=== Records provided ===

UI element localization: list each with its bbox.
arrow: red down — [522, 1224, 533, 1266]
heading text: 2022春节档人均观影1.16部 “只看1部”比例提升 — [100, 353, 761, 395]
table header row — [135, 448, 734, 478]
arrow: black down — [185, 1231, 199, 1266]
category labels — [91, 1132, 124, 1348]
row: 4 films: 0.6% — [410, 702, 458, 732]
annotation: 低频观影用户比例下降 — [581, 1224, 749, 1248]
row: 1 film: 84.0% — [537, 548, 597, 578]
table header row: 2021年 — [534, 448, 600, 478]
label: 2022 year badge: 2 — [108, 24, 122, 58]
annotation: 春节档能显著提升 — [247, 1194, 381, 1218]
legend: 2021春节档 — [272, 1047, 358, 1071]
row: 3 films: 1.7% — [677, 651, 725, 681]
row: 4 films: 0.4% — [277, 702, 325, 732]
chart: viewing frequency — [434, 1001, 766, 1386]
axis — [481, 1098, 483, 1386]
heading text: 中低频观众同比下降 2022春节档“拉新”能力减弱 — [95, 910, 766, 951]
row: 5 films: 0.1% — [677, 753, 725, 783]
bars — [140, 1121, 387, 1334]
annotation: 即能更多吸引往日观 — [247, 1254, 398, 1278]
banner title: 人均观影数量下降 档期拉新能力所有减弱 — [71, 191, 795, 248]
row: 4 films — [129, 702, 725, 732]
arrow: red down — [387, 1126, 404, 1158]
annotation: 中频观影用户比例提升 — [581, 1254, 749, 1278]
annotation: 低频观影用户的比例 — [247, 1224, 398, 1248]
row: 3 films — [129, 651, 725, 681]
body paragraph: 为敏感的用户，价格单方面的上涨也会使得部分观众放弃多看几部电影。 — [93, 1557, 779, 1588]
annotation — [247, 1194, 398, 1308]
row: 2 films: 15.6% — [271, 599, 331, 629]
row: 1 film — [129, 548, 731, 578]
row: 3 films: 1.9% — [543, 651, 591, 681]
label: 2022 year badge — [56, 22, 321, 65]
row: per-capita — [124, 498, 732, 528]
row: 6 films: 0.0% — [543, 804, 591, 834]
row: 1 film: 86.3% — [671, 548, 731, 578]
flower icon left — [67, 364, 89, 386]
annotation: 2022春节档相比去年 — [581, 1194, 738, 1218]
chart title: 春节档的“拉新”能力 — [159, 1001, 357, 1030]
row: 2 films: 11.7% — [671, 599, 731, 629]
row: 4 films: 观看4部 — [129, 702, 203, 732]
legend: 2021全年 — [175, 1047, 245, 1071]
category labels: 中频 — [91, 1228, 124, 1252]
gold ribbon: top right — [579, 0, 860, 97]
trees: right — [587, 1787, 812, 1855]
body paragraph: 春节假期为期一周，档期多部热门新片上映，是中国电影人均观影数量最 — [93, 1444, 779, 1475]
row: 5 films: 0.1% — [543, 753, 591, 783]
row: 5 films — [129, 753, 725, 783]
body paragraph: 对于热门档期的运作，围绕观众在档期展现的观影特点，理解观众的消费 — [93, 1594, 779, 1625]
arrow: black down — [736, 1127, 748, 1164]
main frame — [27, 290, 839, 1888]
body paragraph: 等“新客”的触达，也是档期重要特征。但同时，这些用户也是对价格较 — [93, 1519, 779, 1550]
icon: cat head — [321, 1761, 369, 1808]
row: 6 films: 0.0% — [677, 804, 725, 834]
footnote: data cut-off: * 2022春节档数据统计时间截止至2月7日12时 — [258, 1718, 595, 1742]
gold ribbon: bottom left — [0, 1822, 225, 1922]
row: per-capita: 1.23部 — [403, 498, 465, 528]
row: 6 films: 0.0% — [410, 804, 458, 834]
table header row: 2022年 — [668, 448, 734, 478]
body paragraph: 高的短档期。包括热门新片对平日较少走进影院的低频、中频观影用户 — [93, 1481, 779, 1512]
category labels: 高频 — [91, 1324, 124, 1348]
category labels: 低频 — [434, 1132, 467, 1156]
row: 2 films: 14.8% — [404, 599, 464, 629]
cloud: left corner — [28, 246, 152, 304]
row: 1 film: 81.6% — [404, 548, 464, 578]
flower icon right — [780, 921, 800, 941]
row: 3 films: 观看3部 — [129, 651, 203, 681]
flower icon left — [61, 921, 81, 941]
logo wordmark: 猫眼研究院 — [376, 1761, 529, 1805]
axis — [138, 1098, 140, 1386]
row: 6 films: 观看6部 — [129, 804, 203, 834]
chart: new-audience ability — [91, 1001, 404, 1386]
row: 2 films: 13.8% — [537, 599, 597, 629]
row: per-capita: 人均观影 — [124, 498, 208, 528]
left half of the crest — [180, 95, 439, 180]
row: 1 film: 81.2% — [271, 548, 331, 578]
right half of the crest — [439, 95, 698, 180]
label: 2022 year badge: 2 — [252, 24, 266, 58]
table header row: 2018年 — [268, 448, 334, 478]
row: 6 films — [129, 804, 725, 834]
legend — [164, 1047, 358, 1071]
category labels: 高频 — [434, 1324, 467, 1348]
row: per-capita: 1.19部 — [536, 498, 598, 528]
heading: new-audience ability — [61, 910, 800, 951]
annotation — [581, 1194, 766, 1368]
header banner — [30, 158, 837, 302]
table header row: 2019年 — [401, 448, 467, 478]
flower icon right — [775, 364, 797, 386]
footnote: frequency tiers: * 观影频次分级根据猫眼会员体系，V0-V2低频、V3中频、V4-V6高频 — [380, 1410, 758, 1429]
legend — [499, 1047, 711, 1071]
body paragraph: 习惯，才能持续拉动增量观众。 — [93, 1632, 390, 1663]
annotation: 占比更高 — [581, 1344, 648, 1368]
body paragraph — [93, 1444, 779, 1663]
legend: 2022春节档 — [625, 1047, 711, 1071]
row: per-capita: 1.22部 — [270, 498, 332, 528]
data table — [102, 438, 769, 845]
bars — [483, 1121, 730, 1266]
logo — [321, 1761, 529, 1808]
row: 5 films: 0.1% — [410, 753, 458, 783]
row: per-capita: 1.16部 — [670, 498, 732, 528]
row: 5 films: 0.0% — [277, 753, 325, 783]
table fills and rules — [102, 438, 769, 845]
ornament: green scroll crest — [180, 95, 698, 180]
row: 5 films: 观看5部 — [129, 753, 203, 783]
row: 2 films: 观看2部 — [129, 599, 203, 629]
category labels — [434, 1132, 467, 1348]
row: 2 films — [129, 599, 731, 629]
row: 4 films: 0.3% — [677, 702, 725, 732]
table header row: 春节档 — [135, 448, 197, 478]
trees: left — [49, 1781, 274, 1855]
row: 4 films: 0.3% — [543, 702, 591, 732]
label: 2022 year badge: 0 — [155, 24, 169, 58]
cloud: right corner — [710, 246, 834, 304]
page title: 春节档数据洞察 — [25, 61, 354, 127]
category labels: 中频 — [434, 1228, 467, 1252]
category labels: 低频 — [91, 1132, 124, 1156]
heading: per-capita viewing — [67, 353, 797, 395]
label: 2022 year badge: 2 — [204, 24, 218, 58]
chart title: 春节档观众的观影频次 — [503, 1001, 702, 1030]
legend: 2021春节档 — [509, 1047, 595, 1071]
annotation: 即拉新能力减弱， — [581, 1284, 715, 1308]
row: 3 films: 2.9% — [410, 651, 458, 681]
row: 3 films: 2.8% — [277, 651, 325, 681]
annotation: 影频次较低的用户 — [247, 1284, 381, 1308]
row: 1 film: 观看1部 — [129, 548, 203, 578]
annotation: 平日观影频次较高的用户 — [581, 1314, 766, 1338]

===

Written task: Copy out every one of the records above line for line, keeping each character, number and bracket unchanged.

Response to this task:
UI element localization: list each with its bbox.
arrow: red down — [522, 1224, 533, 1266]
heading text: 2022春节档人均观影1.16部 “只看1部”比例提升 — [100, 353, 761, 395]
table header row — [135, 448, 734, 478]
arrow: black down — [185, 1231, 199, 1266]
category labels — [91, 1132, 124, 1348]
row: 4 films: 0.6% — [410, 702, 458, 732]
annotation: 低频观影用户比例下降 — [581, 1224, 749, 1248]
row: 1 film: 84.0% — [537, 548, 597, 578]
table header row: 2021年 — [534, 448, 600, 478]
label: 2022 year badge: 2 — [108, 24, 122, 58]
annotation: 春节档能显著提升 — [247, 1194, 381, 1218]
legend: 2021春节档 — [272, 1047, 358, 1071]
row: 3 films: 1.7% — [677, 651, 725, 681]
row: 4 films: 0.4% — [277, 702, 325, 732]
chart: viewing frequency — [434, 1001, 766, 1386]
axis — [481, 1098, 483, 1386]
heading text: 中低频观众同比下降 2022春节档“拉新”能力减弱 — [95, 910, 766, 951]
row: 5 films: 0.1% — [677, 753, 725, 783]
bars — [140, 1121, 387, 1334]
annotation: 即能更多吸引往日观 — [247, 1254, 398, 1278]
banner title: 人均观影数量下降 档期拉新能力所有减弱 — [71, 191, 795, 248]
row: 4 films — [129, 702, 725, 732]
arrow: red down — [387, 1126, 404, 1158]
annotation: 中频观影用户比例提升 — [581, 1254, 749, 1278]
annotation: 低频观影用户的比例 — [247, 1224, 398, 1248]
row: 3 films — [129, 651, 725, 681]
body paragraph: 为敏感的用户，价格单方面的上涨也会使得部分观众放弃多看几部电影。 — [93, 1557, 779, 1588]
annotation — [247, 1194, 398, 1308]
row: 2 films: 15.6% — [271, 599, 331, 629]
row: 1 film — [129, 548, 731, 578]
row: 3 films: 1.9% — [543, 651, 591, 681]
label: 2022 year badge — [56, 22, 321, 65]
row: per-capita — [124, 498, 732, 528]
row: 6 films: 0.0% — [543, 804, 591, 834]
row: 1 film: 86.3% — [671, 548, 731, 578]
flower icon left — [67, 364, 89, 386]
annotation: 2022春节档相比去年 — [581, 1194, 738, 1218]
chart title: 春节档的“拉新”能力 — [159, 1001, 357, 1030]
row: 2 films: 11.7% — [671, 599, 731, 629]
row: 4 films: 观看4部 — [129, 702, 203, 732]
legend: 2021全年 — [175, 1047, 245, 1071]
category labels: 中频 — [91, 1228, 124, 1252]
gold ribbon: top right — [579, 0, 860, 97]
trees: right — [587, 1787, 812, 1855]
body paragraph: 春节假期为期一周，档期多部热门新片上映，是中国电影人均观影数量最 — [93, 1444, 779, 1475]
row: 5 films: 0.1% — [543, 753, 591, 783]
row: 5 films — [129, 753, 725, 783]
body paragraph: 对于热门档期的运作，围绕观众在档期展现的观影特点，理解观众的消费 — [93, 1594, 779, 1625]
arrow: black down — [736, 1127, 748, 1164]
main frame — [27, 290, 839, 1888]
body paragraph: 等“新客”的触达，也是档期重要特征。但同时，这些用户也是对价格较 — [93, 1519, 779, 1550]
icon: cat head — [321, 1761, 369, 1808]
row: 6 films: 0.0% — [677, 804, 725, 834]
footnote: data cut-off: * 2022春节档数据统计时间截止至2月7日12时 — [258, 1718, 595, 1742]
gold ribbon: bottom left — [0, 1822, 225, 1922]
row: per-capita: 1.23部 — [403, 498, 465, 528]
row: 6 films: 0.0% — [410, 804, 458, 834]
table header row: 2022年 — [668, 448, 734, 478]
body paragraph: 高的短档期。包括热门新片对平日较少走进影院的低频、中频观影用户 — [93, 1481, 779, 1512]
category labels: 高频 — [91, 1324, 124, 1348]
category labels: 低频 — [434, 1132, 467, 1156]
row: 2 films: 14.8% — [404, 599, 464, 629]
cloud: left corner — [28, 246, 152, 304]
row: 1 film: 81.6% — [404, 548, 464, 578]
flower icon right — [780, 921, 800, 941]
row: 3 films: 观看3部 — [129, 651, 203, 681]
flower icon left — [61, 921, 81, 941]
logo wordmark: 猫眼研究院 — [376, 1761, 529, 1805]
axis — [138, 1098, 140, 1386]
row: 6 films: 观看6部 — [129, 804, 203, 834]
chart: new-audience ability — [91, 1001, 404, 1386]
row: 2 films: 13.8% — [537, 599, 597, 629]
row: per-capita: 人均观影 — [124, 498, 208, 528]
left half of the crest — [180, 95, 439, 180]
row: 1 film: 81.2% — [271, 548, 331, 578]
right half of the crest — [439, 95, 698, 180]
label: 2022 year badge: 2 — [252, 24, 266, 58]
table header row: 2018年 — [268, 448, 334, 478]
row: 6 films — [129, 804, 725, 834]
legend — [164, 1047, 358, 1071]
category labels: 高频 — [434, 1324, 467, 1348]
row: per-capita: 1.19部 — [536, 498, 598, 528]
heading: new-audience ability — [61, 910, 800, 951]
annotation — [581, 1194, 766, 1368]
header banner — [30, 158, 837, 302]
table header row: 2019年 — [401, 448, 467, 478]
flower icon right — [775, 364, 797, 386]
footnote: frequency tiers: * 观影频次分级根据猫眼会员体系，V0-V2低频、V3中频、V4-V6高频 — [380, 1410, 758, 1429]
legend — [499, 1047, 711, 1071]
body paragraph: 习惯，才能持续拉动增量观众。 — [93, 1632, 390, 1663]
annotation: 占比更高 — [581, 1344, 648, 1368]
body paragraph — [93, 1444, 779, 1663]
legend: 2022春节档 — [625, 1047, 711, 1071]
row: per-capita: 1.22部 — [270, 498, 332, 528]
data table — [102, 438, 769, 845]
bars — [483, 1121, 730, 1266]
logo — [321, 1761, 529, 1808]
row: 5 films: 0.1% — [410, 753, 458, 783]
row: per-capita: 1.16部 — [670, 498, 732, 528]
row: 5 films: 0.0% — [277, 753, 325, 783]
table fills and rules — [102, 438, 769, 845]
ornament: green scroll crest — [180, 95, 698, 180]
row: 5 films: 观看5部 — [129, 753, 203, 783]
row: 2 films: 观看2部 — [129, 599, 203, 629]
category labels — [434, 1132, 467, 1348]
row: 2 films — [129, 599, 731, 629]
row: 4 films: 0.3% — [677, 702, 725, 732]
table header row: 春节档 — [135, 448, 197, 478]
trees: left — [49, 1781, 274, 1855]
row: 4 films: 0.3% — [543, 702, 591, 732]
label: 2022 year badge: 0 — [155, 24, 169, 58]
cloud: right corner — [710, 246, 834, 304]
page title: 春节档数据洞察 — [25, 61, 354, 127]
category labels: 中频 — [434, 1228, 467, 1252]
category labels: 低频 — [91, 1132, 124, 1156]
heading: per-capita viewing — [67, 353, 797, 395]
label: 2022 year badge: 2 — [204, 24, 218, 58]
chart title: 春节档观众的观影频次 — [503, 1001, 702, 1030]
legend: 2021春节档 — [509, 1047, 595, 1071]
annotation: 即拉新能力减弱， — [581, 1284, 715, 1308]
row: 3 films: 2.9% — [410, 651, 458, 681]
row: 3 films: 2.8% — [277, 651, 325, 681]
annotation: 影频次较低的用户 — [247, 1284, 381, 1308]
row: 1 film: 观看1部 — [129, 548, 203, 578]
annotation: 平日观影频次较高的用户 — [581, 1314, 766, 1338]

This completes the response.